Of the lines listed below, how many contain the string "description"? Answer with the number alone.

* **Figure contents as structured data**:
[BEGIN]
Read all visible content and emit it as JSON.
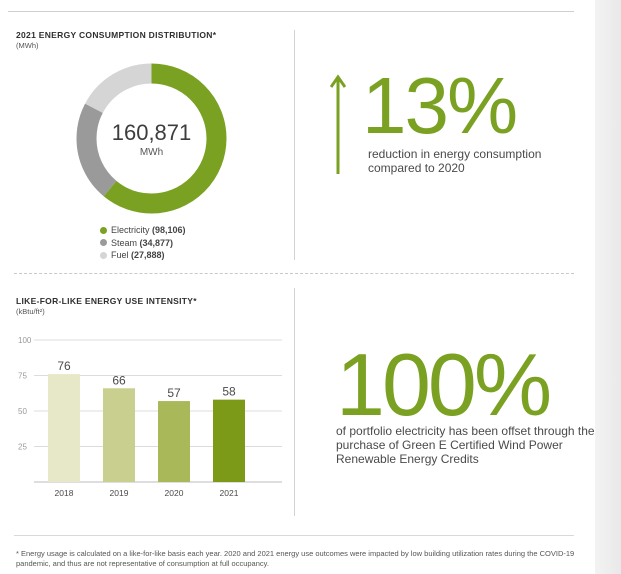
{
  "donut": {
    "title": "2021 ENERGY CONSUMPTION DISTRIBUTION*",
    "unit": "(MWh)",
    "center_value": "160,871",
    "center_unit": "MWh",
    "legend": [
      {
        "label": "Electricity",
        "value": "(98,106)",
        "color": "#7aa122"
      },
      {
        "label": "Steam",
        "value": "(34,877)",
        "color": "#9a9a9a"
      },
      {
        "label": "Fuel",
        "value": "(27,888)",
        "color": "#d5d5d5"
      }
    ]
  },
  "stat1": {
    "value": "13%",
    "description": "reduction in energy consumption compared to 2020",
    "color": "#7aa122"
  },
  "stat2": {
    "value": "100%",
    "description": "of portfolio electricity has been offset through the purchase of Green E Certified Wind Power Renewable Energy Credits",
    "color": "#7aa122"
  },
  "bar": {
    "title": "LIKE-FOR-LIKE ENERGY USE INTENSITY*",
    "unit": "(kBtu/ft²)"
  },
  "footnote": "* Energy usage is calculated on a like-for-like basis each year. 2020 and 2021 energy use outcomes were impacted by low building utilization rates during the COVID-19 pandemic, and thus are not representative of consumption at full occupancy.",
  "chart_data": [
    {
      "type": "pie",
      "title": "2021 ENERGY CONSUMPTION DISTRIBUTION*",
      "unit": "(MWh)",
      "total": 160871,
      "categories": [
        "Electricity",
        "Steam",
        "Fuel"
      ],
      "values": [
        98106,
        34877,
        27888
      ],
      "colors": [
        "#7aa122",
        "#9a9a9a",
        "#d5d5d5"
      ],
      "legend": "bottom"
    },
    {
      "type": "bar",
      "title": "LIKE-FOR-LIKE ENERGY USE INTENSITY*",
      "ylabel": "(kBtu/ft²)",
      "categories": [
        "2018",
        "2019",
        "2020",
        "2021"
      ],
      "values": [
        76,
        66,
        57,
        58
      ],
      "colors": [
        "#e6e8c8",
        "#c9d08f",
        "#a9b95a",
        "#7c9a18"
      ],
      "ylim": [
        0,
        100
      ],
      "yticks": [
        25,
        50,
        75,
        100
      ],
      "grid": true
    }
  ]
}
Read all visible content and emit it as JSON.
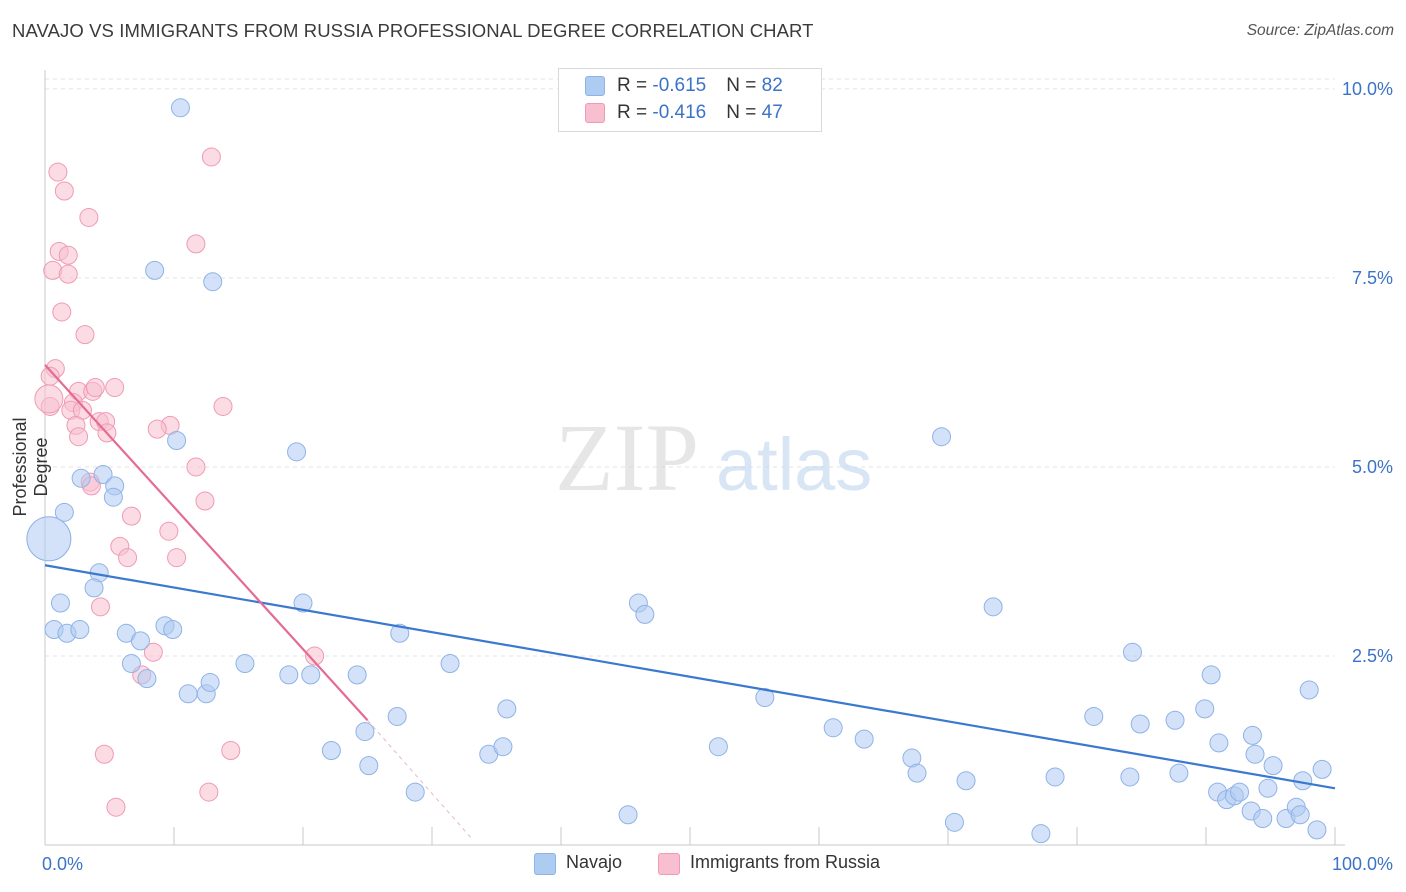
{
  "title": "NAVAJO VS IMMIGRANTS FROM RUSSIA PROFESSIONAL DEGREE CORRELATION CHART",
  "source": "Source: ZipAtlas.com",
  "watermark": {
    "zip": "ZIP",
    "atlas": "atlas"
  },
  "legend": {
    "navajo": {
      "r_label": "R = ",
      "r_value": "-0.615",
      "n_label": "N = ",
      "n_value": "82"
    },
    "russia": {
      "r_label": "R = ",
      "r_value": "-0.416",
      "n_label": "N = ",
      "n_value": "47"
    }
  },
  "bottom_legend": {
    "navajo": "Navajo",
    "russia": "Immigrants from Russia"
  },
  "colors": {
    "navajo_fill": "#aecbf2",
    "navajo_stroke": "#8fb3e6",
    "navajo_line": "#3b78d0",
    "russia_fill": "#f7bfd0",
    "russia_stroke": "#f09ab5",
    "russia_line": "#e56b92",
    "axis_text": "#3b73c6",
    "grid": "#e3e3e3"
  },
  "chart_data": {
    "type": "scatter",
    "title": "NAVAJO VS IMMIGRANTS FROM RUSSIA PROFESSIONAL DEGREE CORRELATION CHART",
    "xlabel": "",
    "ylabel": "Professional Degree",
    "xlim": [
      0,
      100
    ],
    "ylim": [
      0,
      10.25
    ],
    "x_tick_labels": [
      "0.0%",
      "100.0%"
    ],
    "y_ticks": [
      2.5,
      5.0,
      7.5,
      10.0
    ],
    "y_tick_labels": [
      "2.5%",
      "5.0%",
      "7.5%",
      "10.0%"
    ],
    "grid": true,
    "legend_position": "top-center",
    "series": [
      {
        "name": "Navajo",
        "points": [
          [
            10.5,
            9.75
          ],
          [
            8.5,
            7.6
          ],
          [
            13,
            7.45
          ],
          [
            10.2,
            5.35
          ],
          [
            19.5,
            5.2
          ],
          [
            69.5,
            5.4
          ],
          [
            1.5,
            4.4
          ],
          [
            2.8,
            4.85
          ],
          [
            4.5,
            4.9
          ],
          [
            5.4,
            4.75
          ],
          [
            5.3,
            4.6
          ],
          [
            4.2,
            3.6
          ],
          [
            3.8,
            3.4
          ],
          [
            1.2,
            3.2
          ],
          [
            20,
            3.2
          ],
          [
            46,
            3.2
          ],
          [
            46.5,
            3.05
          ],
          [
            73.5,
            3.15
          ],
          [
            0.7,
            2.85
          ],
          [
            1.7,
            2.8
          ],
          [
            2.7,
            2.85
          ],
          [
            6.3,
            2.8
          ],
          [
            7.4,
            2.7
          ],
          [
            9.3,
            2.9
          ],
          [
            9.9,
            2.85
          ],
          [
            27.5,
            2.8
          ],
          [
            6.7,
            2.4
          ],
          [
            7.9,
            2.2
          ],
          [
            15.5,
            2.4
          ],
          [
            18.9,
            2.25
          ],
          [
            20.6,
            2.25
          ],
          [
            24.2,
            2.25
          ],
          [
            31.4,
            2.4
          ],
          [
            11.1,
            2.0
          ],
          [
            12.5,
            2.0
          ],
          [
            12.8,
            2.15
          ],
          [
            55.8,
            1.95
          ],
          [
            84.3,
            2.55
          ],
          [
            90.4,
            2.25
          ],
          [
            98,
            2.05
          ],
          [
            27.3,
            1.7
          ],
          [
            35.8,
            1.8
          ],
          [
            61.1,
            1.55
          ],
          [
            81.3,
            1.7
          ],
          [
            84.9,
            1.6
          ],
          [
            87.6,
            1.65
          ],
          [
            89.9,
            1.8
          ],
          [
            93.6,
            1.45
          ],
          [
            22.2,
            1.25
          ],
          [
            24.8,
            1.5
          ],
          [
            34.4,
            1.2
          ],
          [
            35.5,
            1.3
          ],
          [
            52.2,
            1.3
          ],
          [
            63.5,
            1.4
          ],
          [
            67.2,
            1.15
          ],
          [
            91,
            1.35
          ],
          [
            93.8,
            1.2
          ],
          [
            25.1,
            1.05
          ],
          [
            67.6,
            0.95
          ],
          [
            71.4,
            0.85
          ],
          [
            78.3,
            0.9
          ],
          [
            84.1,
            0.9
          ],
          [
            87.9,
            0.95
          ],
          [
            95.2,
            1.05
          ],
          [
            97.5,
            0.85
          ],
          [
            99,
            1.0
          ],
          [
            28.7,
            0.7
          ],
          [
            90.9,
            0.7
          ],
          [
            91.6,
            0.6
          ],
          [
            92.2,
            0.65
          ],
          [
            92.6,
            0.7
          ],
          [
            94.8,
            0.75
          ],
          [
            45.2,
            0.4
          ],
          [
            70.5,
            0.3
          ],
          [
            77.2,
            0.15
          ],
          [
            93.5,
            0.45
          ],
          [
            94.4,
            0.35
          ],
          [
            96.2,
            0.35
          ],
          [
            97,
            0.5
          ],
          [
            97.3,
            0.4
          ],
          [
            98.6,
            0.2
          ],
          [
            0.3,
            4.05
          ]
        ],
        "radii": [
          9,
          9,
          9,
          9,
          9,
          9,
          9,
          9,
          9,
          9,
          9,
          9,
          9,
          9,
          9,
          9,
          9,
          9,
          9,
          9,
          9,
          9,
          9,
          9,
          9,
          9,
          9,
          9,
          9,
          9,
          9,
          9,
          9,
          9,
          9,
          9,
          9,
          9,
          9,
          9,
          9,
          9,
          9,
          9,
          9,
          9,
          9,
          9,
          9,
          9,
          9,
          9,
          9,
          9,
          9,
          9,
          9,
          9,
          9,
          9,
          9,
          9,
          9,
          9,
          9,
          9,
          9,
          9,
          9,
          9,
          9,
          9,
          9,
          9,
          9,
          9,
          9,
          9,
          9,
          9,
          9,
          22
        ]
      },
      {
        "name": "Immigrants from Russia",
        "points": [
          [
            12.9,
            9.1
          ],
          [
            1.0,
            8.9
          ],
          [
            1.5,
            8.65
          ],
          [
            3.4,
            8.3
          ],
          [
            11.7,
            7.95
          ],
          [
            1.1,
            7.85
          ],
          [
            1.8,
            7.8
          ],
          [
            0.6,
            7.6
          ],
          [
            1.8,
            7.55
          ],
          [
            1.3,
            7.05
          ],
          [
            3.1,
            6.75
          ],
          [
            0.8,
            6.3
          ],
          [
            0.4,
            6.2
          ],
          [
            2.6,
            6.0
          ],
          [
            3.7,
            6.0
          ],
          [
            3.9,
            6.05
          ],
          [
            5.4,
            6.05
          ],
          [
            2.2,
            5.85
          ],
          [
            0.4,
            5.8
          ],
          [
            2.0,
            5.75
          ],
          [
            2.9,
            5.75
          ],
          [
            13.8,
            5.8
          ],
          [
            2.4,
            5.55
          ],
          [
            4.2,
            5.6
          ],
          [
            4.7,
            5.6
          ],
          [
            9.7,
            5.55
          ],
          [
            8.7,
            5.5
          ],
          [
            4.8,
            5.45
          ],
          [
            2.6,
            5.4
          ],
          [
            11.7,
            5.0
          ],
          [
            3.5,
            4.8
          ],
          [
            3.6,
            4.75
          ],
          [
            12.4,
            4.55
          ],
          [
            6.7,
            4.35
          ],
          [
            9.6,
            4.15
          ],
          [
            5.8,
            3.95
          ],
          [
            6.4,
            3.8
          ],
          [
            10.2,
            3.8
          ],
          [
            4.3,
            3.15
          ],
          [
            8.4,
            2.55
          ],
          [
            20.9,
            2.5
          ],
          [
            7.5,
            2.25
          ],
          [
            4.6,
            1.2
          ],
          [
            14.4,
            1.25
          ],
          [
            12.7,
            0.7
          ],
          [
            5.5,
            0.5
          ],
          [
            0.3,
            5.9
          ]
        ],
        "radii": [
          9,
          9,
          9,
          9,
          9,
          9,
          9,
          9,
          9,
          9,
          9,
          9,
          9,
          9,
          9,
          9,
          9,
          9,
          9,
          9,
          9,
          9,
          9,
          9,
          9,
          9,
          9,
          9,
          9,
          9,
          9,
          9,
          9,
          9,
          9,
          9,
          9,
          9,
          9,
          9,
          9,
          9,
          9,
          9,
          9,
          9,
          14
        ]
      }
    ],
    "trendlines": [
      {
        "series": "Navajo",
        "x": [
          0,
          100
        ],
        "y": [
          3.7,
          0.75
        ]
      },
      {
        "series": "Immigrants from Russia",
        "x": [
          0,
          25.0
        ],
        "y": [
          6.35,
          1.65
        ]
      },
      {
        "series": "Immigrants from Russia",
        "style": "dashed",
        "x": [
          25.0,
          33.0
        ],
        "y": [
          1.65,
          0.1
        ]
      }
    ]
  }
}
[END]
* **The solution**: 2